» **Activity list**
- 1) Answer these questions about the essay on marketers:
(a) At which event did the problem really hit the writer?
(b) What do marketers do after inserting their key words, visuals, stories, buttons and links?
(c) Which three people does painstakingly measured photography not help?
- 2) List every party to which the essay on marketers says marketers have a responsibility.
- 3) Summarize the essay on marketers in two sentences.

» **Document section**

##############################

I Fear Marketers’ Self-Love Is Getting in the Way of Serving Consumers

Marketers talk a lot about listening to the consumer and providing the custom-content consumers crave, precisely when they want it. We cleverly insert key words, tested visuals, emotional stories, buttons and links…. And then we sit back, gleefully counting clicks.

I have a problem with this. It really hit me at the Heath Summit of Content Marketing World. Speaker after speaker stood at the podium delighted to report how they’re generating mounds and mounds of searchable content, careful to implant just the right photo or video to ensure they lure in as many unsuspecting prey…er, patients, as they can. The speakers were absolutely giddy when they could prove their content was being found and consumed. Ha! Got ‘em!

Sure, this is our job. Or part of it. I just think we can go a lot further. In fact, I think we have a responsibility–to the brands we represent, to our colleagues, to our customers and even the general public—to connect some dots. We need to be more accountable. Not because we are in a public service industry. (We’re literally in the business of saving lives!) But simply because we are professionals with integrity. My message is for all marketers. For all communicators. Our work has consequences.

Content ad infinitum does not ensure a high level of understanding or better quality care. Painstakingly measured photography does not help a frantic caregiver or a sick patient or even a confused car buyer. Somehow we need to measure our effectiveness more holistically. We need to concern ourselves with real outcomes. Do consumer questions really get answered? Do the phone numbers we provide work? Is the phone answered in a reasonable amount of time? Is the person that answers the phone able to assist the caller at that moment? When patients click on a button, does the technology work at least most of the time? Are lives made simpler or better in some way due to our thoughtful communication?

##############################

[Page layout parsing data]
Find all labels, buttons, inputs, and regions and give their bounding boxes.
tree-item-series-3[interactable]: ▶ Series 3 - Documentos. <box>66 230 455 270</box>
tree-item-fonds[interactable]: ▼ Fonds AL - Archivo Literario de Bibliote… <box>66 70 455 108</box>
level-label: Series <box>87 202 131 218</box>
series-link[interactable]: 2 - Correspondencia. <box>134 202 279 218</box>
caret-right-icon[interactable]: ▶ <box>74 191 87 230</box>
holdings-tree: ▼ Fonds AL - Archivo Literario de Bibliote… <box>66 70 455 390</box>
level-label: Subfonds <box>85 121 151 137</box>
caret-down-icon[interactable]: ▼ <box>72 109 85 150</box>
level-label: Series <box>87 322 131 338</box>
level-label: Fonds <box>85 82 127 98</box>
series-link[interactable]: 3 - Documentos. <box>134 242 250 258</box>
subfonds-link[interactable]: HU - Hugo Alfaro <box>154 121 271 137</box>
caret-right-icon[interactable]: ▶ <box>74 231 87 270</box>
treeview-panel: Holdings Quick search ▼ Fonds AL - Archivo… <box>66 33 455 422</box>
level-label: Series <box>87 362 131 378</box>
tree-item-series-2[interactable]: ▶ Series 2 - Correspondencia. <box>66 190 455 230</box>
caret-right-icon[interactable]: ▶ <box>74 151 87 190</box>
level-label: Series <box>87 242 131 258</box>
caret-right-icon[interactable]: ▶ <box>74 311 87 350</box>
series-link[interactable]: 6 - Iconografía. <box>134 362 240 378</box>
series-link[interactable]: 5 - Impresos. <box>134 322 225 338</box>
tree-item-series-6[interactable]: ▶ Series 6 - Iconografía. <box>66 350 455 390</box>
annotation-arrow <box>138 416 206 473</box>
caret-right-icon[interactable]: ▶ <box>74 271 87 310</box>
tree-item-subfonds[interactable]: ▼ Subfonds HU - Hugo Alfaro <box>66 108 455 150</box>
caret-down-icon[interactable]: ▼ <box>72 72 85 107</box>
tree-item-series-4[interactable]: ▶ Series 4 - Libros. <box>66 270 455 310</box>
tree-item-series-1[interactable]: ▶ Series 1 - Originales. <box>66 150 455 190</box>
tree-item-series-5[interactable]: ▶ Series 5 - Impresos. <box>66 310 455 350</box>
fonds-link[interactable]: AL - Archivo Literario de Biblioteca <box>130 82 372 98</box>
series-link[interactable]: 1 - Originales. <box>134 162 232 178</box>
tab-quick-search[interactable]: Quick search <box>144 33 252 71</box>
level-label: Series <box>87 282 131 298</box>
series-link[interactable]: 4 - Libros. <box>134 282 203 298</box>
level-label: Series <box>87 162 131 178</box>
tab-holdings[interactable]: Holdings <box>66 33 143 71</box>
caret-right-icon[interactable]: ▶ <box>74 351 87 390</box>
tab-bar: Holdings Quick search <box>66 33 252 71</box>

##############################

» **Responses to the exercise**
- 1)
(a) The Heath Summit of Content Marketing World.
(b) They sit back, gleefully counting clicks.
(c) A frantic caregiver, a sick patient and a confused car buyer.

- 2)
- The brands they represent
- Their colleagues
- Their customers
- The general public

- 3) The writer objects that marketers, like the speakers at the Heath Summit of Content Marketing World, celebrate producing findable content and counting clicks, but more content and measured photography do not ensure understanding or help people in need. Marketers have a responsibility as professionals with integrity to be more accountable and to measure real outcomes, such as whether questions get answered, phone numbers and buttons work, and lives are made simpler or better.